◆ DATASET ENTRIES
#####

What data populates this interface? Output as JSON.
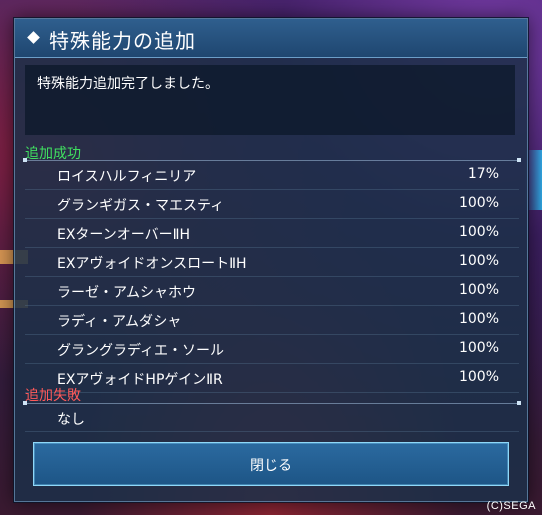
{
  "dialog": {
    "title": "特殊能力の追加",
    "message": "特殊能力追加完了しました。"
  },
  "success": {
    "label": "追加成功",
    "items": [
      {
        "name": "ロイスハルフィニリア",
        "rate": "17%"
      },
      {
        "name": "グランギガス・マエスティ",
        "rate": "100%"
      },
      {
        "name": "EXターンオーバーⅡH",
        "rate": "100%"
      },
      {
        "name": "EXアヴォイドオンスロートⅡH",
        "rate": "100%"
      },
      {
        "name": "ラーゼ・アムシャホウ",
        "rate": "100%"
      },
      {
        "name": "ラディ・アムダシャ",
        "rate": "100%"
      },
      {
        "name": "グラングラディエ・ソール",
        "rate": "100%"
      },
      {
        "name": "EXアヴォイドHPゲインⅡR",
        "rate": "100%"
      }
    ]
  },
  "failure": {
    "label": "追加失敗",
    "items": [
      {
        "name": "なし"
      }
    ]
  },
  "close_button": {
    "label": "閉じる"
  },
  "copyright": "(C)SEGA",
  "icons": {
    "title_marker": "diamond-icon"
  },
  "colors": {
    "success_label": "#40e060",
    "failure_label": "#ff5a5a",
    "button_border": "#8fd8f8"
  }
}
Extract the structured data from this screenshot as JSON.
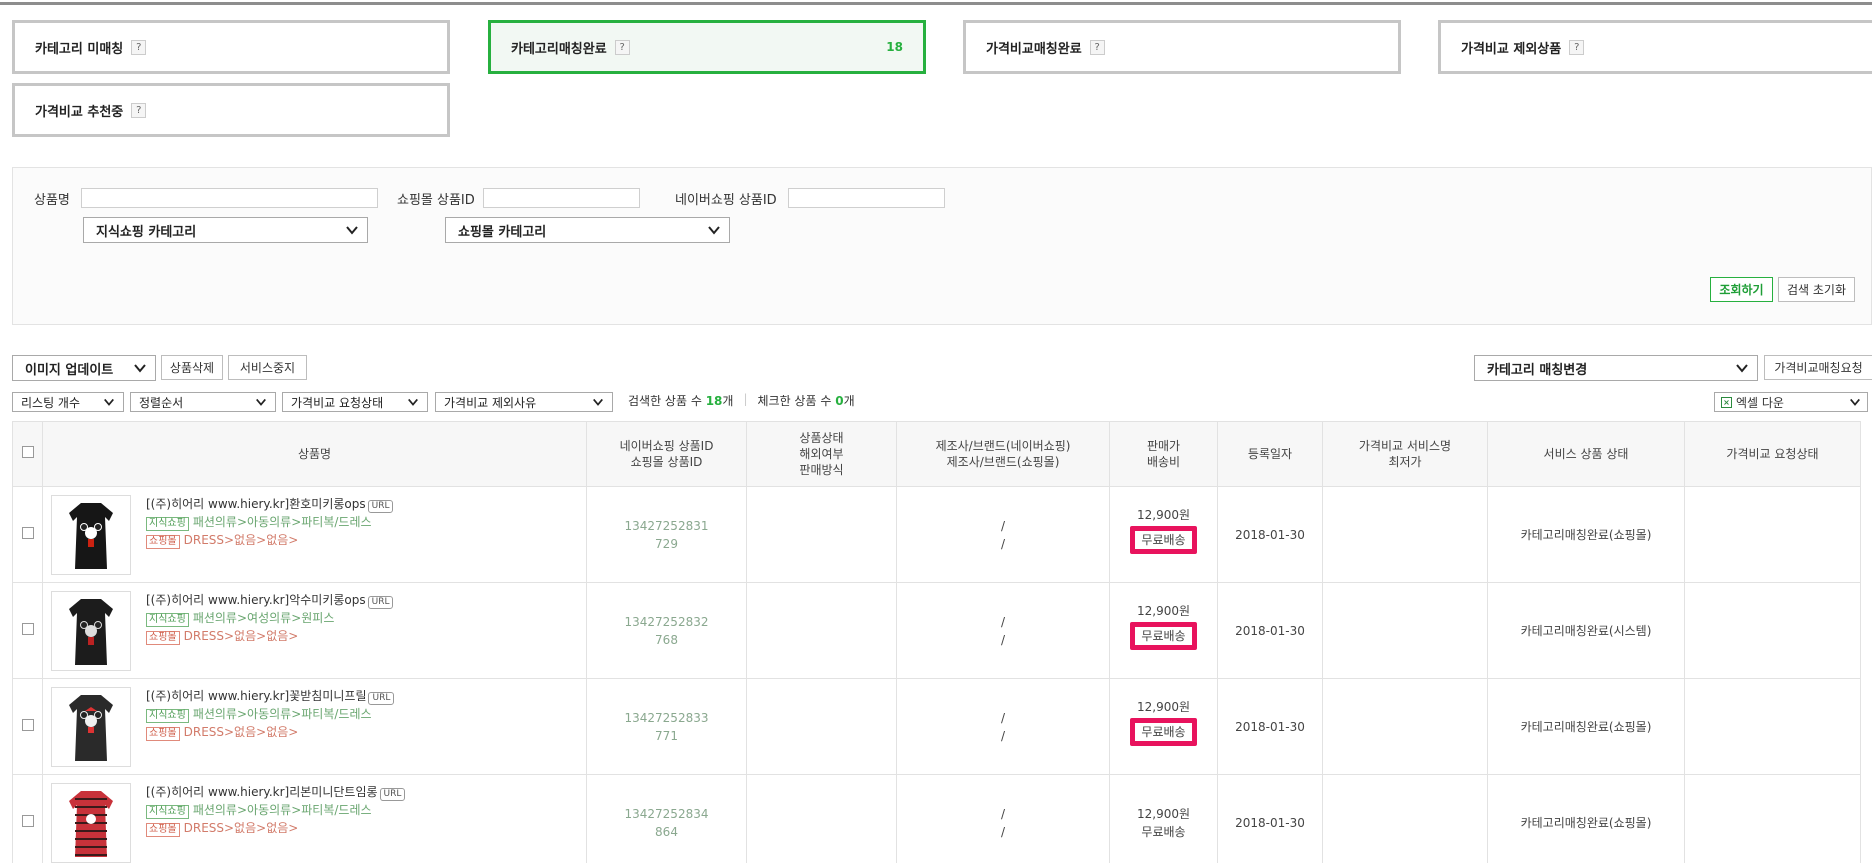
{
  "tabs": [
    {
      "label": "카테고리 미매칭",
      "help": "?",
      "count": ""
    },
    {
      "label": "카테고리매칭완료",
      "help": "?",
      "count": "18"
    },
    {
      "label": "가격비교매칭완료",
      "help": "?",
      "count": ""
    },
    {
      "label": "가격비교 제외상품",
      "help": "?",
      "count": ""
    },
    {
      "label": "가격비교 추천중",
      "help": "?",
      "count": ""
    }
  ],
  "search": {
    "product_name_label": "상품명",
    "mall_id_label": "쇼핑몰 상품ID",
    "naver_id_label": "네이버쇼핑 상품ID",
    "knowledge_category": "지식쇼핑 카테고리",
    "mall_category": "쇼핑몰 카테고리",
    "search_button": "조회하기",
    "reset_button": "검색 초기화"
  },
  "toolbar": {
    "image_update": "이미지 업데이트",
    "delete_button": "상품삭제",
    "stop_button": "서비스중지",
    "category_change": "카테고리 매칭변경",
    "price_compare_request": "가격비교매칭요청",
    "listing_count": "리스팅 개수",
    "sort_order": "정렬순서",
    "request_status": "가격비교 요청상태",
    "exclude_reason": "가격비교 제외사유",
    "searched_label": "검색한 상품 수",
    "searched_count": "18",
    "searched_unit": "개",
    "checked_label": "체크한 상품 수",
    "checked_count": "0",
    "checked_unit": "개",
    "excel_download": "엑셀 다운"
  },
  "table": {
    "headers": {
      "name": "상품명",
      "ids_1": "네이버쇼핑 상품ID",
      "ids_2": "쇼핑몰 상품ID",
      "status_1": "상품상태",
      "status_2": "해외여부",
      "status_3": "판매방식",
      "maker_1": "제조사/브랜드(네이버쇼핑)",
      "maker_2": "제조사/브랜드(쇼핑몰)",
      "price_1": "판매가",
      "price_2": "배송비",
      "date": "등록일자",
      "svc_1": "가격비교 서비스명",
      "svc_2": "최저가",
      "service_status": "서비스 상품 상태",
      "request_status": "가격비교 요청상태"
    },
    "url_badge": "URL",
    "tag_knowledge": "지식쇼핑",
    "tag_mall": "쇼핑몰",
    "rows": [
      {
        "name": "[(주)히어리 www.hiery.kr]환호미키롱ops",
        "knowledge_cat": "패션의류>아동의류>파티복/드레스",
        "mall_cat": "DRESS>없음>없음>",
        "naver_id": "13427252831",
        "mall_id": "729",
        "maker_1": "/",
        "maker_2": "/",
        "price": "12,900원",
        "shipping": "무료배송",
        "date": "2018-01-30",
        "service_status": "카테고리매칭완료(쇼핑몰)"
      },
      {
        "name": "[(주)히어리 www.hiery.kr]악수미키롱ops",
        "knowledge_cat": "패션의류>여성의류>원피스",
        "mall_cat": "DRESS>없음>없음>",
        "naver_id": "13427252832",
        "mall_id": "768",
        "maker_1": "/",
        "maker_2": "/",
        "price": "12,900원",
        "shipping": "무료배송",
        "date": "2018-01-30",
        "service_status": "카테고리매칭완료(시스템)"
      },
      {
        "name": "[(주)히어리 www.hiery.kr]꽃받침미니프릴",
        "knowledge_cat": "패션의류>아동의류>파티복/드레스",
        "mall_cat": "DRESS>없음>없음>",
        "naver_id": "13427252833",
        "mall_id": "771",
        "maker_1": "/",
        "maker_2": "/",
        "price": "12,900원",
        "shipping": "무료배송",
        "date": "2018-01-30",
        "service_status": "카테고리매칭완료(쇼핑몰)"
      },
      {
        "name": "[(주)히어리 www.hiery.kr]리본미니단트임롱",
        "knowledge_cat": "패션의류>아동의류>파티복/드레스",
        "mall_cat": "DRESS>없음>없음>",
        "naver_id": "13427252834",
        "mall_id": "864",
        "maker_1": "/",
        "maker_2": "/",
        "price": "12,900원",
        "shipping": "무료배송",
        "date": "2018-01-30",
        "service_status": "카테고리매칭완료(쇼핑몰)"
      }
    ]
  },
  "colors": {
    "accent_green": "#27b03f",
    "highlight_pink": "#e8135d"
  }
}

#####

◆ WHAT YOU NEED TO DO
Transcribe the records above exactly, leaving out every picture.

◆ FULL SOLUTION
What data populates this interface? Output as JSON.
{
  "dialog": {
    "title": "特殊能力の追加",
    "message": "特殊能力追加完了しました。"
  },
  "success": {
    "label": "追加成功",
    "items": [
      {
        "name": "ロイスハルフィニリア",
        "rate": "17%"
      },
      {
        "name": "グランギガス・マエスティ",
        "rate": "100%"
      },
      {
        "name": "EXターンオーバーⅡH",
        "rate": "100%"
      },
      {
        "name": "EXアヴォイドオンスロートⅡH",
        "rate": "100%"
      },
      {
        "name": "ラーゼ・アムシャホウ",
        "rate": "100%"
      },
      {
        "name": "ラディ・アムダシャ",
        "rate": "100%"
      },
      {
        "name": "グラングラディエ・ソール",
        "rate": "100%"
      },
      {
        "name": "EXアヴォイドHPゲインⅡR",
        "rate": "100%"
      }
    ]
  },
  "failure": {
    "label": "追加失敗",
    "items": [
      {
        "name": "なし"
      }
    ]
  },
  "close_button": {
    "label": "閉じる"
  },
  "copyright": "(C)SEGA",
  "icons": {
    "title_marker": "diamond-icon"
  },
  "colors": {
    "success_label": "#40e060",
    "failure_label": "#ff5a5a",
    "button_border": "#8fd8f8"
  }
}
Extract the structured data from this screenshot as JSON.
{
  "tabs": [
    {
      "label": "카테고리 미매칭",
      "help": "?",
      "count": ""
    },
    {
      "label": "카테고리매칭완료",
      "help": "?",
      "count": "18"
    },
    {
      "label": "가격비교매칭완료",
      "help": "?",
      "count": ""
    },
    {
      "label": "가격비교 제외상품",
      "help": "?",
      "count": ""
    },
    {
      "label": "가격비교 추천중",
      "help": "?",
      "count": ""
    }
  ],
  "search": {
    "product_name_label": "상품명",
    "mall_id_label": "쇼핑몰 상품ID",
    "naver_id_label": "네이버쇼핑 상품ID",
    "knowledge_category": "지식쇼핑 카테고리",
    "mall_category": "쇼핑몰 카테고리",
    "search_button": "조회하기",
    "reset_button": "검색 초기화"
  },
  "toolbar": {
    "image_update": "이미지 업데이트",
    "delete_button": "상품삭제",
    "stop_button": "서비스중지",
    "category_change": "카테고리 매칭변경",
    "price_compare_request": "가격비교매칭요청",
    "listing_count": "리스팅 개수",
    "sort_order": "정렬순서",
    "request_status": "가격비교 요청상태",
    "exclude_reason": "가격비교 제외사유",
    "searched_label": "검색한 상품 수",
    "searched_count": "18",
    "searched_unit": "개",
    "checked_label": "체크한 상품 수",
    "checked_count": "0",
    "checked_unit": "개",
    "excel_download": "엑셀 다운"
  },
  "table": {
    "headers": {
      "name": "상품명",
      "ids_1": "네이버쇼핑 상품ID",
      "ids_2": "쇼핑몰 상품ID",
      "status_1": "상품상태",
      "status_2": "해외여부",
      "status_3": "판매방식",
      "maker_1": "제조사/브랜드(네이버쇼핑)",
      "maker_2": "제조사/브랜드(쇼핑몰)",
      "price_1": "판매가",
      "price_2": "배송비",
      "date": "등록일자",
      "svc_1": "가격비교 서비스명",
      "svc_2": "최저가",
      "service_status": "서비스 상품 상태",
      "request_status": "가격비교 요청상태"
    },
    "url_badge": "URL",
    "tag_knowledge": "지식쇼핑",
    "tag_mall": "쇼핑몰",
    "rows": [
      {
        "name": "[(주)히어리 www.hiery.kr]환호미키롱ops",
        "knowledge_cat": "패션의류>아동의류>파티복/드레스",
        "mall_cat": "DRESS>없음>없음>",
        "naver_id": "13427252831",
        "mall_id": "729",
        "maker_1": "/",
        "maker_2": "/",
        "price": "12,900원",
        "shipping": "무료배송",
        "date": "2018-01-30",
        "service_status": "카테고리매칭완료(쇼핑몰)"
      },
      {
        "name": "[(주)히어리 www.hiery.kr]악수미키롱ops",
        "knowledge_cat": "패션의류>여성의류>원피스",
        "mall_cat": "DRESS>없음>없음>",
        "naver_id": "13427252832",
        "mall_id": "768",
        "maker_1": "/",
        "maker_2": "/",
        "price": "12,900원",
        "shipping": "무료배송",
        "date": "2018-01-30",
        "service_status": "카테고리매칭완료(시스템)"
      },
      {
        "name": "[(주)히어리 www.hiery.kr]꽃받침미니프릴",
        "knowledge_cat": "패션의류>아동의류>파티복/드레스",
        "mall_cat": "DRESS>없음>없음>",
        "naver_id": "13427252833",
        "mall_id": "771",
        "maker_1": "/",
        "maker_2": "/",
        "price": "12,900원",
        "shipping": "무료배송",
        "date": "2018-01-30",
        "service_status": "카테고리매칭완료(쇼핑몰)"
      },
      {
        "name": "[(주)히어리 www.hiery.kr]리본미니단트임롱",
        "knowledge_cat": "패션의류>아동의류>파티복/드레스",
        "mall_cat": "DRESS>없음>없음>",
        "naver_id": "13427252834",
        "mall_id": "864",
        "maker_1": "/",
        "maker_2": "/",
        "price": "12,900원",
        "shipping": "무료배송",
        "date": "2018-01-30",
        "service_status": "카테고리매칭완료(쇼핑몰)"
      }
    ]
  },
  "colors": {
    "accent_green": "#27b03f",
    "highlight_pink": "#e8135d"
  }
}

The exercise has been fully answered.